- What the task asks: Retype the entries below word for word, leaving none out.

***

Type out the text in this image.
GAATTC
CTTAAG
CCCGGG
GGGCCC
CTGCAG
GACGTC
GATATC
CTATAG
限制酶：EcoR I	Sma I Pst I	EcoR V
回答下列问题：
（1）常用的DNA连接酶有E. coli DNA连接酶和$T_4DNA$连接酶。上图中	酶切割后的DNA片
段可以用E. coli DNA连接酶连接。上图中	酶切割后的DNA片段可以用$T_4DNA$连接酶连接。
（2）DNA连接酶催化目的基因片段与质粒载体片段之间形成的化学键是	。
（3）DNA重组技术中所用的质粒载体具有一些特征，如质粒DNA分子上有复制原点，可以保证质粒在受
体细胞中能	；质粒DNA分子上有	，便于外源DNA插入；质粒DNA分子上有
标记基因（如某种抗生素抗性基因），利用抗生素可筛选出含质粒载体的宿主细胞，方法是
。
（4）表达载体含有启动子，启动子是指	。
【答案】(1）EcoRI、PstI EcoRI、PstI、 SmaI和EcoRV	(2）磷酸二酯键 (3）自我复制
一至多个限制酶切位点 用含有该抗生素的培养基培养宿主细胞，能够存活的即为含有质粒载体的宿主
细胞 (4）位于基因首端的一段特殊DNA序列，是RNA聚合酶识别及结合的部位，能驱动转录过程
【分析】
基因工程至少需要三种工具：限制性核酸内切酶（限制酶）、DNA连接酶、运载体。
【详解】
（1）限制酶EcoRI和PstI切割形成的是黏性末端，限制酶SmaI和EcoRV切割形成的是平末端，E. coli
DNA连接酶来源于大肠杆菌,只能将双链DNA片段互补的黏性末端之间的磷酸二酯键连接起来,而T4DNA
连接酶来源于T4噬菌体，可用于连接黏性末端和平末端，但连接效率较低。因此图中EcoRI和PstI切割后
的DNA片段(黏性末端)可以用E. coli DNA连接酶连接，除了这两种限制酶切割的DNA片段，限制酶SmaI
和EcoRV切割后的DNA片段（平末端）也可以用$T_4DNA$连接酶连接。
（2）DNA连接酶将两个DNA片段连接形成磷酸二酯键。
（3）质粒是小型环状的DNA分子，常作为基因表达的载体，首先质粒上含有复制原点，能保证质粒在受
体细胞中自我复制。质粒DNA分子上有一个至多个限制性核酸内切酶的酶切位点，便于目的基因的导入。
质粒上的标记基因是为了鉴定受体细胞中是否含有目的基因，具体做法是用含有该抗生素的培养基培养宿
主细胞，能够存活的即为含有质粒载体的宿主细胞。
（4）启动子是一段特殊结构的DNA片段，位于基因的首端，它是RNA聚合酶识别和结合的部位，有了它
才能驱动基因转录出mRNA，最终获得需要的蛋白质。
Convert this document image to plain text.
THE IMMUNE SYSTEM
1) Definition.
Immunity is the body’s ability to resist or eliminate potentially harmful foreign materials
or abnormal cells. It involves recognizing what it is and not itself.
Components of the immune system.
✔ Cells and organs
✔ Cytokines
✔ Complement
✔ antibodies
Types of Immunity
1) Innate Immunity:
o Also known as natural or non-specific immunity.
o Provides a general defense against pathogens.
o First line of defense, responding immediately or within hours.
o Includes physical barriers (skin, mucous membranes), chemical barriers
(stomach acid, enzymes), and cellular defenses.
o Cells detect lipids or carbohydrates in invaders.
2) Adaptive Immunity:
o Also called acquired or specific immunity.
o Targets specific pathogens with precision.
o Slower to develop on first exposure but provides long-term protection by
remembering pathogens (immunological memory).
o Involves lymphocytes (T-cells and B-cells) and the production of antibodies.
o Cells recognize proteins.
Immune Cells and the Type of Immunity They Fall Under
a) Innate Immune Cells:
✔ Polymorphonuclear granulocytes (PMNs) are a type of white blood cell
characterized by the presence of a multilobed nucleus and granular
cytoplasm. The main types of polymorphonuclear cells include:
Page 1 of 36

***

- Result of the exercise:
Type out the text in this image.
GAATTC
CTTAAG
CCCGGG
GGGCCC
CTGCAG
GACGTC
GATATC
CTATAG
限制酶：EcoR I	Sma I Pst I	EcoR V
回答下列问题：
（1）常用的DNA连接酶有E. coli DNA连接酶和$T_4DNA$连接酶。上图中	酶切割后的DNA片
段可以用E. coli DNA连接酶连接。上图中	酶切割后的DNA片段可以用$T_4DNA$连接酶连接。
（2）DNA连接酶催化目的基因片段与质粒载体片段之间形成的化学键是	。
（3）DNA重组技术中所用的质粒载体具有一些特征，如质粒DNA分子上有复制原点，可以保证质粒在受
体细胞中能	；质粒DNA分子上有	，便于外源DNA插入；质粒DNA分子上有
标记基因（如某种抗生素抗性基因），利用抗生素可筛选出含质粒载体的宿主细胞，方法是
。
（4）表达载体含有启动子，启动子是指	。
【答案】(1）EcoRI、PstI EcoRI、PstI、 SmaI和EcoRV	(2）磷酸二酯键 (3）自我复制
一至多个限制酶切位点 用含有该抗生素的培养基培养宿主细胞，能够存活的即为含有质粒载体的宿主
细胞 (4）位于基因首端的一段特殊DNA序列，是RNA聚合酶识别及结合的部位，能驱动转录过程
【分析】
基因工程至少需要三种工具：限制性核酸内切酶（限制酶）、DNA连接酶、运载体。
【详解】
（1）限制酶EcoRI和PstI切割形成的是黏性末端，限制酶SmaI和EcoRV切割形成的是平末端，E. coli
DNA连接酶来源于大肠杆菌,只能将双链DNA片段互补的黏性末端之间的磷酸二酯键连接起来,而T4DNA
连接酶来源于T4噬菌体，可用于连接黏性末端和平末端，但连接效率较低。因此图中EcoRI和PstI切割后
的DNA片段(黏性末端)可以用E. coli DNA连接酶连接，除了这两种限制酶切割的DNA片段，限制酶SmaI
和EcoRV切割后的DNA片段（平末端）也可以用$T_4DNA$连接酶连接。
（2）DNA连接酶将两个DNA片段连接形成磷酸二酯键。
（3）质粒是小型环状的DNA分子，常作为基因表达的载体，首先质粒上含有复制原点，能保证质粒在受
体细胞中自我复制。质粒DNA分子上有一个至多个限制性核酸内切酶的酶切位点，便于目的基因的导入。
质粒上的标记基因是为了鉴定受体细胞中是否含有目的基因，具体做法是用含有该抗生素的培养基培养宿
主细胞，能够存活的即为含有质粒载体的宿主细胞。
（4）启动子是一段特殊结构的DNA片段，位于基因的首端，它是RNA聚合酶识别和结合的部位，有了它
才能驱动基因转录出mRNA，最终获得需要的蛋白质。
Convert this document image to plain text.
THE IMMUNE SYSTEM
1) Definition.
Immunity is the body’s ability to resist or eliminate potentially harmful foreign materials
or abnormal cells. It involves recognizing what it is and not itself.
Components of the immune system.
✔ Cells and organs
✔ Cytokines
✔ Complement
✔ antibodies
Types of Immunity
1) Innate Immunity:
o Also known as natural or non-specific immunity.
o Provides a general defense against pathogens.
o First line of defense, responding immediately or within hours.
o Includes physical barriers (skin, mucous membranes), chemical barriers
(stomach acid, enzymes), and cellular defenses.
o Cells detect lipids or carbohydrates in invaders.
2) Adaptive Immunity:
o Also called acquired or specific immunity.
o Targets specific pathogens with precision.
o Slower to develop on first exposure but provides long-term protection by
remembering pathogens (immunological memory).
o Involves lymphocytes (T-cells and B-cells) and the production of antibodies.
o Cells recognize proteins.
Immune Cells and the Type of Immunity They Fall Under
a) Innate Immune Cells:
✔ Polymorphonuclear granulocytes (PMNs) are a type of white blood cell
characterized by the presence of a multilobed nucleus and granular
cytoplasm. The main types of polymorphonuclear cells include:
Page 1 of 36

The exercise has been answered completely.